### [Problem statement]
Beneath this task is a listing. State how many of its lines include the string "keeps", giving nothing but the number.

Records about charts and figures
□ □ □ □ □ □ □
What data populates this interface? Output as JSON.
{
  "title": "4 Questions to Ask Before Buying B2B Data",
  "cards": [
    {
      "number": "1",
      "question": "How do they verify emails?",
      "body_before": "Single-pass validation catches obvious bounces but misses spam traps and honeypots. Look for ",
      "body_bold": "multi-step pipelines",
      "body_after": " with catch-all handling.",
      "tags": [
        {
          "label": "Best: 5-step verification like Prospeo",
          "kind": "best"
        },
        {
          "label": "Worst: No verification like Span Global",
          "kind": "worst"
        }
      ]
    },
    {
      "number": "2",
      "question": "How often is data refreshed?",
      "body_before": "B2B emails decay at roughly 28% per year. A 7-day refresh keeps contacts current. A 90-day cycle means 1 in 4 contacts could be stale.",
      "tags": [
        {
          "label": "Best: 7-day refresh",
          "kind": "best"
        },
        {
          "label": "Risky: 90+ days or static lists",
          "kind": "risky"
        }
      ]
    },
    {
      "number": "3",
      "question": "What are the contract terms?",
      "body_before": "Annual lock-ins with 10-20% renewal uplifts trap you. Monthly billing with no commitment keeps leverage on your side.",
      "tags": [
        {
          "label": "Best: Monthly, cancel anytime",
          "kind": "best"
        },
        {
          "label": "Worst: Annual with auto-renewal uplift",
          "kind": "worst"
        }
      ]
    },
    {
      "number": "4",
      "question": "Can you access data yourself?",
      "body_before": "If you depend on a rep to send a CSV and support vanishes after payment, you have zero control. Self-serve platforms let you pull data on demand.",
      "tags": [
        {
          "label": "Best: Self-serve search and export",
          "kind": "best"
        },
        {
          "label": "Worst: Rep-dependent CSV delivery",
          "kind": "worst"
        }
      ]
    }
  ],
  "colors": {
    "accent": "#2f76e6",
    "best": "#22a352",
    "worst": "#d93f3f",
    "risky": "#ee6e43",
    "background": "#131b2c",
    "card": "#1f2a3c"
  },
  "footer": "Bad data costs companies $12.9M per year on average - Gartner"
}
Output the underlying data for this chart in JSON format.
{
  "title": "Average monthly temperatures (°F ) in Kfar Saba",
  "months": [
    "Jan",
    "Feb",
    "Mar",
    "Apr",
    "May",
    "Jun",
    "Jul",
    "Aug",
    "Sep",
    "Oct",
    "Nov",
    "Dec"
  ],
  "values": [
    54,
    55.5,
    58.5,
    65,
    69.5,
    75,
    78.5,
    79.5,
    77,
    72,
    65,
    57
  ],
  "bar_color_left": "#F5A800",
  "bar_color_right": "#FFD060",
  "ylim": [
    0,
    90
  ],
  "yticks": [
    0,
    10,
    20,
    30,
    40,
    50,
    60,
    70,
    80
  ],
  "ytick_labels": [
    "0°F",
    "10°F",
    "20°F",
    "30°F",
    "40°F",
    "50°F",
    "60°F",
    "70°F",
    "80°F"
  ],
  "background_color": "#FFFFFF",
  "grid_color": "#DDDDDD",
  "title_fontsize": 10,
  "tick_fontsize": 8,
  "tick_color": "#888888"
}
□ □ □ □ □ □ □
### [Written answer]
2